Rows from a dataset
□ □ □ □ □
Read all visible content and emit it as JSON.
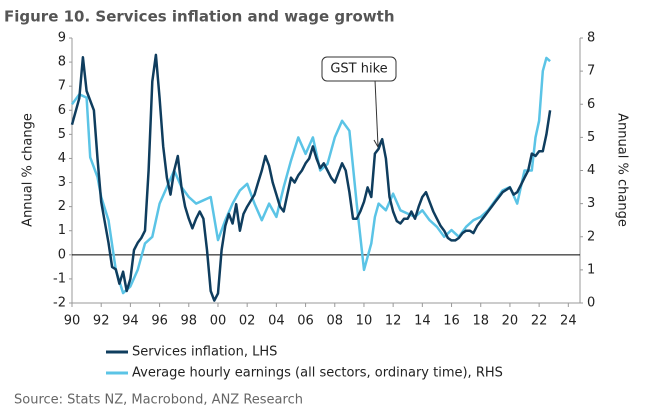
{
  "chart_data": {
    "type": "line",
    "title": "Figure 10. Services inflation and wage growth",
    "ylabel": "Annual % change",
    "y2label": "Annual % change",
    "source": "Source: Stats NZ, Macrobond, ANZ Research",
    "annotation": "GST hike",
    "xlim": [
      1990,
      2024.8
    ],
    "xticks": [
      {
        "value": 1990,
        "label": "90"
      },
      {
        "value": 1992,
        "label": "92"
      },
      {
        "value": 1994,
        "label": "94"
      },
      {
        "value": 1996,
        "label": "96"
      },
      {
        "value": 1998,
        "label": "98"
      },
      {
        "value": 2000,
        "label": "00"
      },
      {
        "value": 2002,
        "label": "02"
      },
      {
        "value": 2004,
        "label": "04"
      },
      {
        "value": 2006,
        "label": "06"
      },
      {
        "value": 2008,
        "label": "08"
      },
      {
        "value": 2010,
        "label": "10"
      },
      {
        "value": 2012,
        "label": "12"
      },
      {
        "value": 2014,
        "label": "14"
      },
      {
        "value": 2016,
        "label": "16"
      },
      {
        "value": 2018,
        "label": "18"
      },
      {
        "value": 2020,
        "label": "20"
      },
      {
        "value": 2022,
        "label": "22"
      },
      {
        "value": 2024,
        "label": "24"
      }
    ],
    "ylim": [
      -2,
      9
    ],
    "yticks": [
      -2,
      -1,
      0,
      1,
      2,
      3,
      4,
      5,
      6,
      7,
      8,
      9
    ],
    "y2lim": [
      0,
      8
    ],
    "y2ticks": [
      0,
      1,
      2,
      3,
      4,
      5,
      6,
      7,
      8
    ],
    "grid": false,
    "legend": "bottom",
    "series": [
      {
        "name": "Services inflation, LHS",
        "color": "#0f3d5e",
        "x": [
          1990,
          1990.5,
          1990.75,
          1991,
          1991.5,
          1991.75,
          1992,
          1992.5,
          1992.75,
          1993,
          1993.25,
          1993.5,
          1993.75,
          1994,
          1994.25,
          1994.5,
          1994.75,
          1995,
          1995.25,
          1995.5,
          1995.75,
          1996,
          1996.25,
          1996.5,
          1996.75,
          1997,
          1997.25,
          1997.5,
          1997.75,
          1998,
          1998.25,
          1998.5,
          1998.75,
          1999,
          1999.25,
          1999.5,
          1999.75,
          2000,
          2000.25,
          2000.5,
          2000.75,
          2001,
          2001.25,
          2001.5,
          2001.75,
          2002,
          2002.5,
          2002.75,
          2003,
          2003.25,
          2003.5,
          2003.75,
          2004,
          2004.25,
          2004.5,
          2004.75,
          2005,
          2005.25,
          2005.5,
          2005.75,
          2006,
          2006.25,
          2006.5,
          2006.75,
          2007,
          2007.25,
          2007.5,
          2007.75,
          2008,
          2008.25,
          2008.5,
          2008.75,
          2009,
          2009.25,
          2009.5,
          2009.75,
          2010,
          2010.25,
          2010.5,
          2010.75,
          2011,
          2011.25,
          2011.5,
          2011.75,
          2012,
          2012.25,
          2012.5,
          2012.75,
          2013,
          2013.25,
          2013.5,
          2013.75,
          2014,
          2014.25,
          2014.5,
          2014.75,
          2015,
          2015.25,
          2015.5,
          2015.75,
          2016,
          2016.25,
          2016.5,
          2016.75,
          2017,
          2017.25,
          2017.5,
          2017.75,
          2018,
          2018.25,
          2018.5,
          2018.75,
          2019,
          2019.25,
          2019.5,
          2019.75,
          2020,
          2020.25,
          2020.5,
          2020.75,
          2021,
          2021.25,
          2021.5,
          2021.75,
          2022,
          2022.25,
          2022.5,
          2022.75
        ],
        "values": [
          5.4,
          6.5,
          8.2,
          6.8,
          6.0,
          4.0,
          2.2,
          0.5,
          -0.5,
          -0.6,
          -1.2,
          -0.7,
          -1.5,
          -1.0,
          0.2,
          0.5,
          0.7,
          1.0,
          3.5,
          7.2,
          8.3,
          6.5,
          4.5,
          3.2,
          2.5,
          3.5,
          4.1,
          2.8,
          2.0,
          1.5,
          1.1,
          1.5,
          1.8,
          1.5,
          0.2,
          -1.5,
          -1.9,
          -1.6,
          0.2,
          1.2,
          1.7,
          1.3,
          2.1,
          1.0,
          1.7,
          2.0,
          2.5,
          3.0,
          3.5,
          4.1,
          3.7,
          3.0,
          2.5,
          2.0,
          1.8,
          2.5,
          3.2,
          3.0,
          3.3,
          3.5,
          3.8,
          4.0,
          4.5,
          4.0,
          3.6,
          3.8,
          3.5,
          3.2,
          3.0,
          3.4,
          3.8,
          3.5,
          2.6,
          1.5,
          1.5,
          1.8,
          2.2,
          2.8,
          2.4,
          4.2,
          4.4,
          4.8,
          4.0,
          2.4,
          1.8,
          1.4,
          1.3,
          1.5,
          1.5,
          1.8,
          1.5,
          2.0,
          2.4,
          2.6,
          2.2,
          1.8,
          1.5,
          1.2,
          1.0,
          0.7,
          0.6,
          0.6,
          0.7,
          0.9,
          1.0,
          1.0,
          0.9,
          1.2,
          1.4,
          1.6,
          1.8,
          2.0,
          2.2,
          2.4,
          2.6,
          2.7,
          2.8,
          2.5,
          2.6,
          2.9,
          3.2,
          3.5,
          4.2,
          4.1,
          4.3,
          4.3,
          5.0,
          6.0
        ]
      },
      {
        "name": "Average hourly earnings (all sectors, ordinary time), RHS",
        "color": "#5bc4e6",
        "axis": "y2",
        "x": [
          1990,
          1990.5,
          1991,
          1991.25,
          1991.75,
          1992,
          1992.5,
          1993,
          1993.5,
          1994,
          1994.5,
          1995,
          1995.5,
          1996,
          1996.5,
          1997,
          1997.5,
          1998,
          1998.5,
          1999,
          1999.5,
          2000,
          2000.5,
          2001,
          2001.5,
          2002,
          2002.5,
          2003,
          2003.5,
          2004,
          2004.5,
          2005,
          2005.5,
          2006,
          2006.5,
          2007,
          2007.5,
          2008,
          2008.5,
          2009,
          2009.5,
          2010,
          2010.5,
          2010.75,
          2011,
          2011.5,
          2012,
          2012.5,
          2013,
          2013.5,
          2014,
          2014.5,
          2015,
          2015.5,
          2016,
          2016.5,
          2017,
          2017.5,
          2018,
          2018.5,
          2019,
          2019.5,
          2020,
          2020.5,
          2021,
          2021.5,
          2021.75,
          2022,
          2022.25,
          2022.5,
          2022.75
        ],
        "values": [
          6.0,
          6.3,
          6.2,
          4.4,
          3.8,
          3.2,
          2.5,
          1.0,
          0.3,
          0.5,
          1.0,
          1.8,
          2.0,
          3.0,
          3.5,
          4.0,
          3.5,
          3.2,
          3.0,
          3.1,
          3.2,
          1.9,
          2.5,
          3.0,
          3.4,
          3.6,
          3.0,
          2.5,
          3.0,
          2.6,
          3.5,
          4.3,
          5.0,
          4.5,
          5.0,
          4.0,
          4.2,
          5.0,
          5.5,
          5.2,
          3.0,
          1.0,
          1.8,
          2.6,
          3.0,
          2.8,
          3.3,
          2.8,
          2.7,
          2.6,
          2.8,
          2.5,
          2.3,
          2.0,
          2.2,
          2.0,
          2.3,
          2.5,
          2.6,
          2.8,
          3.1,
          3.4,
          3.5,
          3.0,
          4.0,
          4.0,
          5.0,
          5.5,
          7.0,
          7.4,
          7.3
        ]
      }
    ]
  }
}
□ □ □ □ □
AIM – Count how many lines above carry the word "Services". Only the number is required.

THE REPLY – 2